Exercise task: Output all the material that follows, exactly as given.

Extracts from a graphics dataset:
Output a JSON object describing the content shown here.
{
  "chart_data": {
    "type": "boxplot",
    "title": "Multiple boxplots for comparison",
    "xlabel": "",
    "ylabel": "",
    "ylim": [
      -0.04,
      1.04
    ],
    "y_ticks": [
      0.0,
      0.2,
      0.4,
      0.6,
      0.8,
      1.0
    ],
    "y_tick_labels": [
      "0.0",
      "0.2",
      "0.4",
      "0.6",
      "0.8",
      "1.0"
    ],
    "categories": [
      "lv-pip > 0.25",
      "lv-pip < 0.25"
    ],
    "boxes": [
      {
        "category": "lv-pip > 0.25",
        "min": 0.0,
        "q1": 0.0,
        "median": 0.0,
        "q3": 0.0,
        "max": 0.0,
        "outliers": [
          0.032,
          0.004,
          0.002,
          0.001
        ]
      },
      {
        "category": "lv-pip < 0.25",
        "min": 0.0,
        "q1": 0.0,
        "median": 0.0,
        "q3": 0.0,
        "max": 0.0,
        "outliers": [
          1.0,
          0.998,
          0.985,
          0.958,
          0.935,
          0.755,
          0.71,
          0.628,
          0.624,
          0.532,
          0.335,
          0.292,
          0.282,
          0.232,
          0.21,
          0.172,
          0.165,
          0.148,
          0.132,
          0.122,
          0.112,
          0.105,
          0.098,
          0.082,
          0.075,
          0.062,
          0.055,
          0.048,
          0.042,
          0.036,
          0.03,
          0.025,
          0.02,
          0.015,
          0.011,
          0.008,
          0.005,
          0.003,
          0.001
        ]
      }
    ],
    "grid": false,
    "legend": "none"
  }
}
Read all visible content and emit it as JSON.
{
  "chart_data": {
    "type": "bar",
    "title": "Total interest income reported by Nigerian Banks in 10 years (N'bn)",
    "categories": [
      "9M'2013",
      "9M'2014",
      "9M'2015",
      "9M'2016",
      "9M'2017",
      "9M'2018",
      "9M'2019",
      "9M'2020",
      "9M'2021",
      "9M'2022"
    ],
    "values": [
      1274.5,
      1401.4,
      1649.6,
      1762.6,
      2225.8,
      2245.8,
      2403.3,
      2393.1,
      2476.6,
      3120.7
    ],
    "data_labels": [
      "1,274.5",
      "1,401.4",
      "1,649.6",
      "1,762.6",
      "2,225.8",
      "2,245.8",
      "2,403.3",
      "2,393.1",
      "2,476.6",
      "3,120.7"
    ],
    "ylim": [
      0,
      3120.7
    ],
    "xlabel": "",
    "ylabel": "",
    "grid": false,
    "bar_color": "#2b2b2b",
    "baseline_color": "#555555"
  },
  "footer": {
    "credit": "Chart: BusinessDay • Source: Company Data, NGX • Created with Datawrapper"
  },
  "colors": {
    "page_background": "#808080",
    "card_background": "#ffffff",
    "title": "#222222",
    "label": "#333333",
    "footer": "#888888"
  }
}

Solution to this task:
Output a JSON object describing the content shown here.
{
  "chart_data": {
    "type": "boxplot",
    "title": "Multiple boxplots for comparison",
    "xlabel": "",
    "ylabel": "",
    "ylim": [
      -0.04,
      1.04
    ],
    "y_ticks": [
      0.0,
      0.2,
      0.4,
      0.6,
      0.8,
      1.0
    ],
    "y_tick_labels": [
      "0.0",
      "0.2",
      "0.4",
      "0.6",
      "0.8",
      "1.0"
    ],
    "categories": [
      "lv-pip > 0.25",
      "lv-pip < 0.25"
    ],
    "boxes": [
      {
        "category": "lv-pip > 0.25",
        "min": 0.0,
        "q1": 0.0,
        "median": 0.0,
        "q3": 0.0,
        "max": 0.0,
        "outliers": [
          0.032,
          0.004,
          0.002,
          0.001
        ]
      },
      {
        "category": "lv-pip < 0.25",
        "min": 0.0,
        "q1": 0.0,
        "median": 0.0,
        "q3": 0.0,
        "max": 0.0,
        "outliers": [
          1.0,
          0.998,
          0.985,
          0.958,
          0.935,
          0.755,
          0.71,
          0.628,
          0.624,
          0.532,
          0.335,
          0.292,
          0.282,
          0.232,
          0.21,
          0.172,
          0.165,
          0.148,
          0.132,
          0.122,
          0.112,
          0.105,
          0.098,
          0.082,
          0.075,
          0.062,
          0.055,
          0.048,
          0.042,
          0.036,
          0.03,
          0.025,
          0.02,
          0.015,
          0.011,
          0.008,
          0.005,
          0.003,
          0.001
        ]
      }
    ],
    "grid": false,
    "legend": "none"
  }
}
Read all visible content and emit it as JSON.
{
  "chart_data": {
    "type": "bar",
    "title": "Total interest income reported by Nigerian Banks in 10 years (N'bn)",
    "categories": [
      "9M'2013",
      "9M'2014",
      "9M'2015",
      "9M'2016",
      "9M'2017",
      "9M'2018",
      "9M'2019",
      "9M'2020",
      "9M'2021",
      "9M'2022"
    ],
    "values": [
      1274.5,
      1401.4,
      1649.6,
      1762.6,
      2225.8,
      2245.8,
      2403.3,
      2393.1,
      2476.6,
      3120.7
    ],
    "data_labels": [
      "1,274.5",
      "1,401.4",
      "1,649.6",
      "1,762.6",
      "2,225.8",
      "2,245.8",
      "2,403.3",
      "2,393.1",
      "2,476.6",
      "3,120.7"
    ],
    "ylim": [
      0,
      3120.7
    ],
    "xlabel": "",
    "ylabel": "",
    "grid": false,
    "bar_color": "#2b2b2b",
    "baseline_color": "#555555"
  },
  "footer": {
    "credit": "Chart: BusinessDay • Source: Company Data, NGX • Created with Datawrapper"
  },
  "colors": {
    "page_background": "#808080",
    "card_background": "#ffffff",
    "title": "#222222",
    "label": "#333333",
    "footer": "#888888"
  }
}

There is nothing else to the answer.